— Recorded information —

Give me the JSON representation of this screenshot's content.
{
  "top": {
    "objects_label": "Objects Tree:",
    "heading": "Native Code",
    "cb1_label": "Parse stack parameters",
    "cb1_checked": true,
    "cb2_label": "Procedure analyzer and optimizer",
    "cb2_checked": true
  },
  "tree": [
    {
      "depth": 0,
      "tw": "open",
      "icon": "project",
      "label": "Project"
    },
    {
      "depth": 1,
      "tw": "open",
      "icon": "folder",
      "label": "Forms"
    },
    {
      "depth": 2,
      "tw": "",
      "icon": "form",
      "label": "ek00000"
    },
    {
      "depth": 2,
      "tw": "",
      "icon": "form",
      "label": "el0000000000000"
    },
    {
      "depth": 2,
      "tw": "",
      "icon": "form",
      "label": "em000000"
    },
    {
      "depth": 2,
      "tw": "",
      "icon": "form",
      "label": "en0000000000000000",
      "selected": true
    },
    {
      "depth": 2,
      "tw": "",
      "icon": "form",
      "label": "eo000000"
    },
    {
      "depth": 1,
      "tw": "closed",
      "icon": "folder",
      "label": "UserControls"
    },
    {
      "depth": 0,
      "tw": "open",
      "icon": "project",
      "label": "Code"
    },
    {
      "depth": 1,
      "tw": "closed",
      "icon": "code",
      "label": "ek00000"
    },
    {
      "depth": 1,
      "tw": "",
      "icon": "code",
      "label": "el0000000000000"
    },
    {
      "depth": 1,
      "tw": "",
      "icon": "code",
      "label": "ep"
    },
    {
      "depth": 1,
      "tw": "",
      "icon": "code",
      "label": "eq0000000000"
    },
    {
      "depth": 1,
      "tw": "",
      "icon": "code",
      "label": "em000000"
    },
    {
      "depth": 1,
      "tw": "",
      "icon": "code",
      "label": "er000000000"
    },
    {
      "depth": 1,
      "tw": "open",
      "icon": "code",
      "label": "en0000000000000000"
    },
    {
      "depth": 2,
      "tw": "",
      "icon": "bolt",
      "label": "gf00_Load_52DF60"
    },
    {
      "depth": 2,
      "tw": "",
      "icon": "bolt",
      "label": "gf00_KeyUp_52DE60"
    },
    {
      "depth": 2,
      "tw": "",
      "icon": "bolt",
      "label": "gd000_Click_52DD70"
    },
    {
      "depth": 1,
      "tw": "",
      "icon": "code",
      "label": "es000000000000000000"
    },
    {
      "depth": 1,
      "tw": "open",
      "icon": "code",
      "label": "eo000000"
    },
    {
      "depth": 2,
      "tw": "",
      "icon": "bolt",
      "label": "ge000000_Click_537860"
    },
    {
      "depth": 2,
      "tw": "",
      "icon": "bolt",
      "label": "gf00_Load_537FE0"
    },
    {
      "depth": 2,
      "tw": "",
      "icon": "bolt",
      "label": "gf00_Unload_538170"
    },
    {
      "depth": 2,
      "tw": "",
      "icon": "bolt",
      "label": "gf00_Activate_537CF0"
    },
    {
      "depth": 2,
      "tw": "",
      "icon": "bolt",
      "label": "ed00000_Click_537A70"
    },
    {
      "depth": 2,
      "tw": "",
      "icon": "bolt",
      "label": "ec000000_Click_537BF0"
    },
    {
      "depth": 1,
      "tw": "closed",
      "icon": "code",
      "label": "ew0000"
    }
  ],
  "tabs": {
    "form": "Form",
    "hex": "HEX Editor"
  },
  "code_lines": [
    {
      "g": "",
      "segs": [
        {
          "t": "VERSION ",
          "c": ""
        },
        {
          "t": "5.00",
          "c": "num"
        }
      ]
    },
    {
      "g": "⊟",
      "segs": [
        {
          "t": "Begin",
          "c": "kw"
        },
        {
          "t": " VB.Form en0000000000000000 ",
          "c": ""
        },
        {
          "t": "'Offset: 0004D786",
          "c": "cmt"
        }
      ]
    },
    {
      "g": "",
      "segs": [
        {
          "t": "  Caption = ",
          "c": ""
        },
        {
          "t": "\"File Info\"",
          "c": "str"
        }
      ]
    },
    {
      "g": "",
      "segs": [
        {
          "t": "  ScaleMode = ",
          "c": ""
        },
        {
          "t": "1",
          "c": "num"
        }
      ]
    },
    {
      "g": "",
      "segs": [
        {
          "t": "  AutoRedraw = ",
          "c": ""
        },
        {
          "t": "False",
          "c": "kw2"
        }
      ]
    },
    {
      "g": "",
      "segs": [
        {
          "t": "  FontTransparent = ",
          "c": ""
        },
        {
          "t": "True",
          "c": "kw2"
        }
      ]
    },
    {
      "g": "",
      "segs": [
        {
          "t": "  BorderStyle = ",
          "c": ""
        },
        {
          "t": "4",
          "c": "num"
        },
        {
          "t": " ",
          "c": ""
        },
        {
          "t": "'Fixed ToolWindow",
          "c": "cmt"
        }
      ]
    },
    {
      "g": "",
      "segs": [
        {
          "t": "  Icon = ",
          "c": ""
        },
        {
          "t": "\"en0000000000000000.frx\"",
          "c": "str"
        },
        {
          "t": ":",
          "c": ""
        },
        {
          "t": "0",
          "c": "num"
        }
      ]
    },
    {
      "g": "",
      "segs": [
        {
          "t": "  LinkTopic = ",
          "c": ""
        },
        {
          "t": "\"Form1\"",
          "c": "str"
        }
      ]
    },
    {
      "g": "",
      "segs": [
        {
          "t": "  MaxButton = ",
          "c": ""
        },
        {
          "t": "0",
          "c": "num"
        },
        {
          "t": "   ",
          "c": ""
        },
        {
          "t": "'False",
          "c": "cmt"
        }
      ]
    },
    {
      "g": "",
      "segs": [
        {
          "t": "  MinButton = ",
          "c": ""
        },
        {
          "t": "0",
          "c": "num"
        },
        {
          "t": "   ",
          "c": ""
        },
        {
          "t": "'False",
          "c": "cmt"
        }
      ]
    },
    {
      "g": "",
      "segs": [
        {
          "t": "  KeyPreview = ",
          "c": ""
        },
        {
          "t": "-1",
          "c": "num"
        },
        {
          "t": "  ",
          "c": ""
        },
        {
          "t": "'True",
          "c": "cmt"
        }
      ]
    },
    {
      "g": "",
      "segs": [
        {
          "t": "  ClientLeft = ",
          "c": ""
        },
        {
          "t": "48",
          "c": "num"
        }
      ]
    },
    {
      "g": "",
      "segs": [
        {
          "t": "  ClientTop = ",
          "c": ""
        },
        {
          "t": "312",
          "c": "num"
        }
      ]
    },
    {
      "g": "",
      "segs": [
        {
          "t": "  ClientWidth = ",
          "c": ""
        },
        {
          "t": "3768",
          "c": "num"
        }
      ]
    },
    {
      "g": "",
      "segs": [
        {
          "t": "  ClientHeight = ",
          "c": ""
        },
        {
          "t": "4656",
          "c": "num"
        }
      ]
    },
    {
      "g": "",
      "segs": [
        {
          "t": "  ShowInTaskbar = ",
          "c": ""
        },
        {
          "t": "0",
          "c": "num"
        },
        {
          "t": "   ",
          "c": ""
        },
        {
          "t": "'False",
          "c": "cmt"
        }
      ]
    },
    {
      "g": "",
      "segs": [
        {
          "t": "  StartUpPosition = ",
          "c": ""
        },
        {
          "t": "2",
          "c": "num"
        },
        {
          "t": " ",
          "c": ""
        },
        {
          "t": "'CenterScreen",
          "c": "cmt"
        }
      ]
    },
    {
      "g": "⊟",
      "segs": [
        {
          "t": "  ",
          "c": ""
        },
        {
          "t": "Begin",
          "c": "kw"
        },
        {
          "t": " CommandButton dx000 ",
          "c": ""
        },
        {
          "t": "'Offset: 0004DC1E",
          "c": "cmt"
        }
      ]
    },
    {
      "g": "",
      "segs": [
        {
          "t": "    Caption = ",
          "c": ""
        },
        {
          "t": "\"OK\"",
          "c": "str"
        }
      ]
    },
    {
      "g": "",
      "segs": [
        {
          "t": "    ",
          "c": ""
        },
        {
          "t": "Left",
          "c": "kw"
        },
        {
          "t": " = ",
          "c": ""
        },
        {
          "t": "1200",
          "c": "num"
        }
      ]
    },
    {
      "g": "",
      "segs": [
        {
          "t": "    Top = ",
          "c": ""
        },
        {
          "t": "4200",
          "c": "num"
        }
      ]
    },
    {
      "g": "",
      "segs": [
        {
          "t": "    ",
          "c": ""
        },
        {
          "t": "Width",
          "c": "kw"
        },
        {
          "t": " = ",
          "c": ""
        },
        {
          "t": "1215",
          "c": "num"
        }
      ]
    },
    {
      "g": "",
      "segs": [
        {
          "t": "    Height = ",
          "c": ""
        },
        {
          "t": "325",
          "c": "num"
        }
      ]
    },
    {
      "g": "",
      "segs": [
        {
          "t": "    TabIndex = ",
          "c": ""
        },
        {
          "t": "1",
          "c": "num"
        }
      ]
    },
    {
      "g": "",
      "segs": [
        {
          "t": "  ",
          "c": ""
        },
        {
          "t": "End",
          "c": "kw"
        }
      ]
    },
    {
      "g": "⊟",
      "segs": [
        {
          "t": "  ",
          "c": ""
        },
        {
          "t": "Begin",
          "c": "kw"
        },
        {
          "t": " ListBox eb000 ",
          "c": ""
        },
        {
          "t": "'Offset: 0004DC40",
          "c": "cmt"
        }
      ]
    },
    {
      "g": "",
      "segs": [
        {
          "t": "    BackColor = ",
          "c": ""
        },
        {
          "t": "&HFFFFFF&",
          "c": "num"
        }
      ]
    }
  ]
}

— Problem to work on —
Your task is to gather all lines from the entries above that hold the word "Offset".

— Correct response —
          "t": "'Offset: 0004D786",
          "t": "'Offset: 0004DC1E",
          "t": "'Offset: 0004DC40",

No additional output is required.